-- Start DATASET EXTRACT --

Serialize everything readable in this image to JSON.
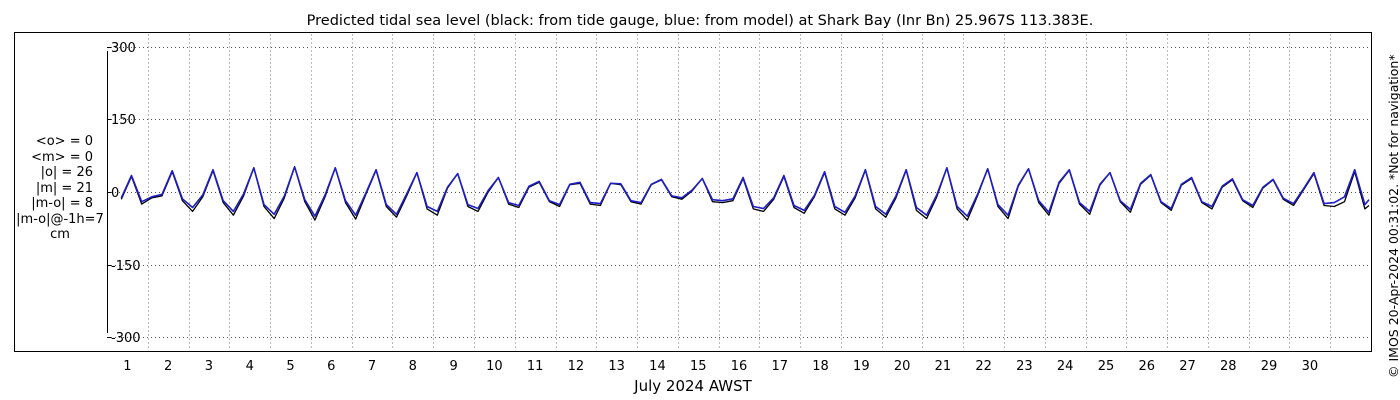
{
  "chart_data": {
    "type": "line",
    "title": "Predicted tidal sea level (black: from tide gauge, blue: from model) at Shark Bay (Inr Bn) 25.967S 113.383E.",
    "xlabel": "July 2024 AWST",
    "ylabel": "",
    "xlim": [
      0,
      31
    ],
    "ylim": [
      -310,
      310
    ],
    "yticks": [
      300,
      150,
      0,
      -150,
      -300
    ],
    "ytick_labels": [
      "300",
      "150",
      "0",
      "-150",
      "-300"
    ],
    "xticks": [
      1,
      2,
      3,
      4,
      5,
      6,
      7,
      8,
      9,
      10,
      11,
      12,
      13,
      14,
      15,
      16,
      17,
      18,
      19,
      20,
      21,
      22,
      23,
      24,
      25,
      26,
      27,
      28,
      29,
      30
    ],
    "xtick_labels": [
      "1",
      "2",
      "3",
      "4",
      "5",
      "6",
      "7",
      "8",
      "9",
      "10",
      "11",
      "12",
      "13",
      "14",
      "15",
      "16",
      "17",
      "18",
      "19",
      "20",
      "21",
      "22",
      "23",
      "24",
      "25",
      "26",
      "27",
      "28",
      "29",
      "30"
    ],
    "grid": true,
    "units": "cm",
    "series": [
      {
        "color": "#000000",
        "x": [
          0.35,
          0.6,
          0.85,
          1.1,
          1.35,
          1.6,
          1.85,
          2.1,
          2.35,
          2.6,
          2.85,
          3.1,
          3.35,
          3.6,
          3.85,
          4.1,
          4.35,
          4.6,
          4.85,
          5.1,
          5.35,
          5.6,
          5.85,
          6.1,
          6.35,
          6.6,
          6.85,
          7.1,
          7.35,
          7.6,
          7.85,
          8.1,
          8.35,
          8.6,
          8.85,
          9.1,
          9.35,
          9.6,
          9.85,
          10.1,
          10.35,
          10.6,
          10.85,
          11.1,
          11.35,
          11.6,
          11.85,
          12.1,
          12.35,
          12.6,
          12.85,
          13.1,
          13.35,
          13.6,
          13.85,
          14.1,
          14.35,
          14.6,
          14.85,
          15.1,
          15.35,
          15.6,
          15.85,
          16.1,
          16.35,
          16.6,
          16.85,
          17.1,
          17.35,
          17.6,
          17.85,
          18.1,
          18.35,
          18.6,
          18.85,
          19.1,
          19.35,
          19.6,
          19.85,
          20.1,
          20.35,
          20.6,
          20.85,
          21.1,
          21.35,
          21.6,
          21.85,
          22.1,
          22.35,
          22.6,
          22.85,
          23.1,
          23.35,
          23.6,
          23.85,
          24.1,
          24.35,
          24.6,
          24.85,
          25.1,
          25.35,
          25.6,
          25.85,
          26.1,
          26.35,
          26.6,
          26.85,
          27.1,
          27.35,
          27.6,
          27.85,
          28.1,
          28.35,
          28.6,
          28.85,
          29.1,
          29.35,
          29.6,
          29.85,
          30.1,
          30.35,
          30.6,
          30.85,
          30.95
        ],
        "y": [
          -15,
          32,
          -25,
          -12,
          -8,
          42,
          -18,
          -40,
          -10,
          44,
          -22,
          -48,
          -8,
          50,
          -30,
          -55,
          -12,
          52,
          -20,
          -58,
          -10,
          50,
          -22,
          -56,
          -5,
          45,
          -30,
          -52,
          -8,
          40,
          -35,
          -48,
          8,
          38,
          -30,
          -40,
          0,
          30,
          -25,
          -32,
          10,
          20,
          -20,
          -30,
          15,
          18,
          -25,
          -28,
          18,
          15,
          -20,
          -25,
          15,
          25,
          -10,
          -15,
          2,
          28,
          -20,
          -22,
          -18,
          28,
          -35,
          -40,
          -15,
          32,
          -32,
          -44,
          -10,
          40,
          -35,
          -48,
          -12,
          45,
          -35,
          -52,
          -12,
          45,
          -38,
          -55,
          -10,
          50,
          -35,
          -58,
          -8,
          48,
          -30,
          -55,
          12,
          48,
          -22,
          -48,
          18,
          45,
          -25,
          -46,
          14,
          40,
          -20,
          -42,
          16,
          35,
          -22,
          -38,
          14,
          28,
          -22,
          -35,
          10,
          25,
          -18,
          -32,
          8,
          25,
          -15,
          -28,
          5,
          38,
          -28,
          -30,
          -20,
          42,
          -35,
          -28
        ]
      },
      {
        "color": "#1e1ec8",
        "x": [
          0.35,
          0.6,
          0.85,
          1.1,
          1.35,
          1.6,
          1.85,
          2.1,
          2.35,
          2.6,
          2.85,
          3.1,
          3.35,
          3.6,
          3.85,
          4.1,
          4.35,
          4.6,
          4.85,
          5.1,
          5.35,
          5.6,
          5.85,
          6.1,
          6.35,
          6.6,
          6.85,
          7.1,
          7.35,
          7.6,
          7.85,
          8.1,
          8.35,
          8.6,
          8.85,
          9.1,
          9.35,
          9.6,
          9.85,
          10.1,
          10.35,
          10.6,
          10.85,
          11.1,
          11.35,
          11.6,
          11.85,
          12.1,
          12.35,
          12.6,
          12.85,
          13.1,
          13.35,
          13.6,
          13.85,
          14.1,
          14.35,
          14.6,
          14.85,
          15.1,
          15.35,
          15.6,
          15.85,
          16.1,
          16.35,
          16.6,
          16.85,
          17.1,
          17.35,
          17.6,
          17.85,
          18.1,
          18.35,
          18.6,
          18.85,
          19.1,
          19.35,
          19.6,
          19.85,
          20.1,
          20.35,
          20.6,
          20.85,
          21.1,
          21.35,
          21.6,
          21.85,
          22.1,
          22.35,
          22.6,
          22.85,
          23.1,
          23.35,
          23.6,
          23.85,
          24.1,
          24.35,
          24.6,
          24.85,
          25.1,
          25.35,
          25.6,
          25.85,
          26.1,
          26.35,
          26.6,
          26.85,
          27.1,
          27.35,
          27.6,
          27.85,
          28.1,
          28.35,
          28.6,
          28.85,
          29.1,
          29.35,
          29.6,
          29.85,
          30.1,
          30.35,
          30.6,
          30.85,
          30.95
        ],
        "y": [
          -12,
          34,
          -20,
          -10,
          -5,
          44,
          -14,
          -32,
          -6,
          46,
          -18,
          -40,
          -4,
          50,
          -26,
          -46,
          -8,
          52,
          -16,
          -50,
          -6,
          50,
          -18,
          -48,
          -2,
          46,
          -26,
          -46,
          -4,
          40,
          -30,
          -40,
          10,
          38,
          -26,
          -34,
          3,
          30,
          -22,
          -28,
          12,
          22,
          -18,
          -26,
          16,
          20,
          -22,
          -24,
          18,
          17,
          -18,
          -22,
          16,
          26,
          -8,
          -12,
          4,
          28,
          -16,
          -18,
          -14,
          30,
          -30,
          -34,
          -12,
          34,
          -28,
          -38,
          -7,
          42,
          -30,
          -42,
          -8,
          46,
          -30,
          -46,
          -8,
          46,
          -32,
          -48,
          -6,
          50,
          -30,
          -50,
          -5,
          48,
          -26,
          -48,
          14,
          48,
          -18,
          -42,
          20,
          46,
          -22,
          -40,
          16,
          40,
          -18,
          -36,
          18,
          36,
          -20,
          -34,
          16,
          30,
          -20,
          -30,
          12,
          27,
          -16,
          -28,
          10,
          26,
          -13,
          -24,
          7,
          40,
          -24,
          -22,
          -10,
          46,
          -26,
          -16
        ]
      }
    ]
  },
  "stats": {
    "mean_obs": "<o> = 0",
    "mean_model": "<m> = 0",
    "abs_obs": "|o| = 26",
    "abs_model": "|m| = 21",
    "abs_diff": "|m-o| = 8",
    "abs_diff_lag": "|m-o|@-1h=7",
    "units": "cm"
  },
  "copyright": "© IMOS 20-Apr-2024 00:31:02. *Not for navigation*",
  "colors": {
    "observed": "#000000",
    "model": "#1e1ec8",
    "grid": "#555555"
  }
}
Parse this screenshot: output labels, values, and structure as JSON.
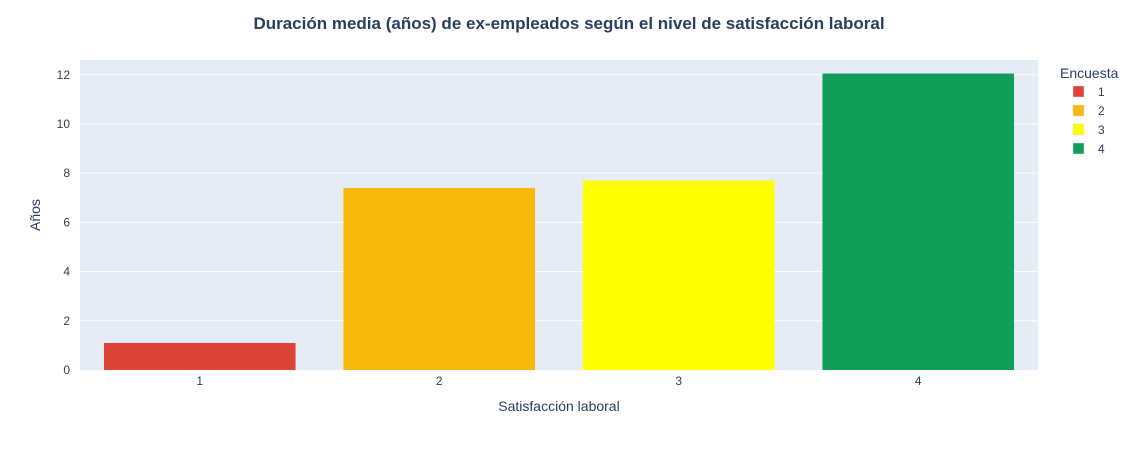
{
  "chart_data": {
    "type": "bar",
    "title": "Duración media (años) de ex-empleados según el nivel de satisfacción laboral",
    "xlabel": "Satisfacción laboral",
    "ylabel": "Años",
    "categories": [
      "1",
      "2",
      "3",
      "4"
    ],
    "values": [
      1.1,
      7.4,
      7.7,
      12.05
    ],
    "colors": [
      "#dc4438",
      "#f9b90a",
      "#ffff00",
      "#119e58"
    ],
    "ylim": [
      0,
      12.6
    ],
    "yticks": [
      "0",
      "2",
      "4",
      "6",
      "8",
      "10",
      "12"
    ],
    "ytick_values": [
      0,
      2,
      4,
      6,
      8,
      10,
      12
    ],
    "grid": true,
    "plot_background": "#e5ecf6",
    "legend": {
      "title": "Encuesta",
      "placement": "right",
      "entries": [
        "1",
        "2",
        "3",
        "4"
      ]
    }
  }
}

-- End DATASET EXTRACT --

> **WHAT IS EXPECTED**
Copy verbatim the span that opens at the line with "Parse this screenshot: output" and closes at the final line of the listing. Do not carry over any pictures.

> **EXERCISE RESPONSE**
Parse this screenshot: output labels, values, and structure as JSON.
{
  "chart_data": {
    "type": "bar",
    "title": "Duración media (años) de ex-empleados según el nivel de satisfacción laboral",
    "xlabel": "Satisfacción laboral",
    "ylabel": "Años",
    "categories": [
      "1",
      "2",
      "3",
      "4"
    ],
    "values": [
      1.1,
      7.4,
      7.7,
      12.05
    ],
    "colors": [
      "#dc4438",
      "#f9b90a",
      "#ffff00",
      "#119e58"
    ],
    "ylim": [
      0,
      12.6
    ],
    "yticks": [
      "0",
      "2",
      "4",
      "6",
      "8",
      "10",
      "12"
    ],
    "ytick_values": [
      0,
      2,
      4,
      6,
      8,
      10,
      12
    ],
    "grid": true,
    "plot_background": "#e5ecf6",
    "legend": {
      "title": "Encuesta",
      "placement": "right",
      "entries": [
        "1",
        "2",
        "3",
        "4"
      ]
    }
  }
}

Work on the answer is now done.